- **TASK INSTRUCTIONS**
Write out the entries again exactly as they are given.

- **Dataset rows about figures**
-- start --
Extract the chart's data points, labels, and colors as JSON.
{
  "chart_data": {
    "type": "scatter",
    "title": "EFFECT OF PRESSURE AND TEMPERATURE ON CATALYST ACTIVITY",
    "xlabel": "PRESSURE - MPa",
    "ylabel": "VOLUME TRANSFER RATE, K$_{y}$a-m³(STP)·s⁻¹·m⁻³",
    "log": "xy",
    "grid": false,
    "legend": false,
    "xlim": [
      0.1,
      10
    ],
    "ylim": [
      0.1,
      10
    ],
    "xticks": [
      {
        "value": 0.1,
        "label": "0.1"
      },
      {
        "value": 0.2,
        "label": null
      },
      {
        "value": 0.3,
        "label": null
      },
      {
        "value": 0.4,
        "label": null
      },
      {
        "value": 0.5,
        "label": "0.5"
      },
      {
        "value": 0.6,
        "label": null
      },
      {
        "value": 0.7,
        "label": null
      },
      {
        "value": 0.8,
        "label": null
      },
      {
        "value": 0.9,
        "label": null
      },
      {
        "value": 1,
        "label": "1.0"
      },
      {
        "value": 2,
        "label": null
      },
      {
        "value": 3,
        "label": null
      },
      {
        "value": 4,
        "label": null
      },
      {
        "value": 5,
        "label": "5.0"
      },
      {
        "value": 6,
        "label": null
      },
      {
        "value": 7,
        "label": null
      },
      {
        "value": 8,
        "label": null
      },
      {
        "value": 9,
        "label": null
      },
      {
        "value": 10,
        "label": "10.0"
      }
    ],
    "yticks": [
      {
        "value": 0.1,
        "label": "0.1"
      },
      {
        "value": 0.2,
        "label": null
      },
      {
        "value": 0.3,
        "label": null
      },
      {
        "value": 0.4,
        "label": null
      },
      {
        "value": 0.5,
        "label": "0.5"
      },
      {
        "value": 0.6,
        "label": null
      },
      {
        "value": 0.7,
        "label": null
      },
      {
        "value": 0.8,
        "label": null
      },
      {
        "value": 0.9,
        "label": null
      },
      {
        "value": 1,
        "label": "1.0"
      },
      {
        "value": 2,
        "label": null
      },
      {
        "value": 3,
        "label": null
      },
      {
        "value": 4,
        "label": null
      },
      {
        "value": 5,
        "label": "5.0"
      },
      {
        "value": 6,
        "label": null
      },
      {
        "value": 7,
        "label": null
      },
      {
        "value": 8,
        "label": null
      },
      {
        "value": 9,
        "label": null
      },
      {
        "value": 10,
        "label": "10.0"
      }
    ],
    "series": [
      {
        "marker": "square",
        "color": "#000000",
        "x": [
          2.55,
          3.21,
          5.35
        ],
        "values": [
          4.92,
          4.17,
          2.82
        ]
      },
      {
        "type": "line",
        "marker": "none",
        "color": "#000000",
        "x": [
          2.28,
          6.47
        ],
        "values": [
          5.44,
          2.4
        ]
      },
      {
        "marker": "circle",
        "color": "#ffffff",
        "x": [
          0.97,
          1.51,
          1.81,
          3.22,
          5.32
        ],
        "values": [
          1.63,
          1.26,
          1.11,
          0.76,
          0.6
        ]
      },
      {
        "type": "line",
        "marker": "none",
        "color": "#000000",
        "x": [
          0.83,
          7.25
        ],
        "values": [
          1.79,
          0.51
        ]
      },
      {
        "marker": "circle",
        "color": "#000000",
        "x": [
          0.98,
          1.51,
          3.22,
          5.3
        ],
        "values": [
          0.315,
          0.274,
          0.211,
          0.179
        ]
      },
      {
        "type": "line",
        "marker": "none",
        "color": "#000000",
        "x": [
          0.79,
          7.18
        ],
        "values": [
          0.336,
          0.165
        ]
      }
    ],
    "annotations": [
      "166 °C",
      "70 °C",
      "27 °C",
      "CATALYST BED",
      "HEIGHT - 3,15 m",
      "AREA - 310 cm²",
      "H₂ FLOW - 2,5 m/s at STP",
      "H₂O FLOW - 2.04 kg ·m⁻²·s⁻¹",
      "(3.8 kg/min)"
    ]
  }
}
-- end --
- **THE REPLY**
Extract the chart's data points, labels, and colors as JSON.
{
  "chart_data": {
    "type": "scatter",
    "title": "EFFECT OF PRESSURE AND TEMPERATURE ON CATALYST ACTIVITY",
    "xlabel": "PRESSURE - MPa",
    "ylabel": "VOLUME TRANSFER RATE, K$_{y}$a-m³(STP)·s⁻¹·m⁻³",
    "log": "xy",
    "grid": false,
    "legend": false,
    "xlim": [
      0.1,
      10
    ],
    "ylim": [
      0.1,
      10
    ],
    "xticks": [
      {
        "value": 0.1,
        "label": "0.1"
      },
      {
        "value": 0.2,
        "label": null
      },
      {
        "value": 0.3,
        "label": null
      },
      {
        "value": 0.4,
        "label": null
      },
      {
        "value": 0.5,
        "label": "0.5"
      },
      {
        "value": 0.6,
        "label": null
      },
      {
        "value": 0.7,
        "label": null
      },
      {
        "value": 0.8,
        "label": null
      },
      {
        "value": 0.9,
        "label": null
      },
      {
        "value": 1,
        "label": "1.0"
      },
      {
        "value": 2,
        "label": null
      },
      {
        "value": 3,
        "label": null
      },
      {
        "value": 4,
        "label": null
      },
      {
        "value": 5,
        "label": "5.0"
      },
      {
        "value": 6,
        "label": null
      },
      {
        "value": 7,
        "label": null
      },
      {
        "value": 8,
        "label": null
      },
      {
        "value": 9,
        "label": null
      },
      {
        "value": 10,
        "label": "10.0"
      }
    ],
    "yticks": [
      {
        "value": 0.1,
        "label": "0.1"
      },
      {
        "value": 0.2,
        "label": null
      },
      {
        "value": 0.3,
        "label": null
      },
      {
        "value": 0.4,
        "label": null
      },
      {
        "value": 0.5,
        "label": "0.5"
      },
      {
        "value": 0.6,
        "label": null
      },
      {
        "value": 0.7,
        "label": null
      },
      {
        "value": 0.8,
        "label": null
      },
      {
        "value": 0.9,
        "label": null
      },
      {
        "value": 1,
        "label": "1.0"
      },
      {
        "value": 2,
        "label": null
      },
      {
        "value": 3,
        "label": null
      },
      {
        "value": 4,
        "label": null
      },
      {
        "value": 5,
        "label": "5.0"
      },
      {
        "value": 6,
        "label": null
      },
      {
        "value": 7,
        "label": null
      },
      {
        "value": 8,
        "label": null
      },
      {
        "value": 9,
        "label": null
      },
      {
        "value": 10,
        "label": "10.0"
      }
    ],
    "series": [
      {
        "marker": "square",
        "color": "#000000",
        "x": [
          2.55,
          3.21,
          5.35
        ],
        "values": [
          4.92,
          4.17,
          2.82
        ]
      },
      {
        "type": "line",
        "marker": "none",
        "color": "#000000",
        "x": [
          2.28,
          6.47
        ],
        "values": [
          5.44,
          2.4
        ]
      },
      {
        "marker": "circle",
        "color": "#ffffff",
        "x": [
          0.97,
          1.51,
          1.81,
          3.22,
          5.32
        ],
        "values": [
          1.63,
          1.26,
          1.11,
          0.76,
          0.6
        ]
      },
      {
        "type": "line",
        "marker": "none",
        "color": "#000000",
        "x": [
          0.83,
          7.25
        ],
        "values": [
          1.79,
          0.51
        ]
      },
      {
        "marker": "circle",
        "color": "#000000",
        "x": [
          0.98,
          1.51,
          3.22,
          5.3
        ],
        "values": [
          0.315,
          0.274,
          0.211,
          0.179
        ]
      },
      {
        "type": "line",
        "marker": "none",
        "color": "#000000",
        "x": [
          0.79,
          7.18
        ],
        "values": [
          0.336,
          0.165
        ]
      }
    ],
    "annotations": [
      "166 °C",
      "70 °C",
      "27 °C",
      "CATALYST BED",
      "HEIGHT - 3,15 m",
      "AREA - 310 cm²",
      "H₂ FLOW - 2,5 m/s at STP",
      "H₂O FLOW - 2.04 kg ·m⁻²·s⁻¹",
      "(3.8 kg/min)"
    ]
  }
}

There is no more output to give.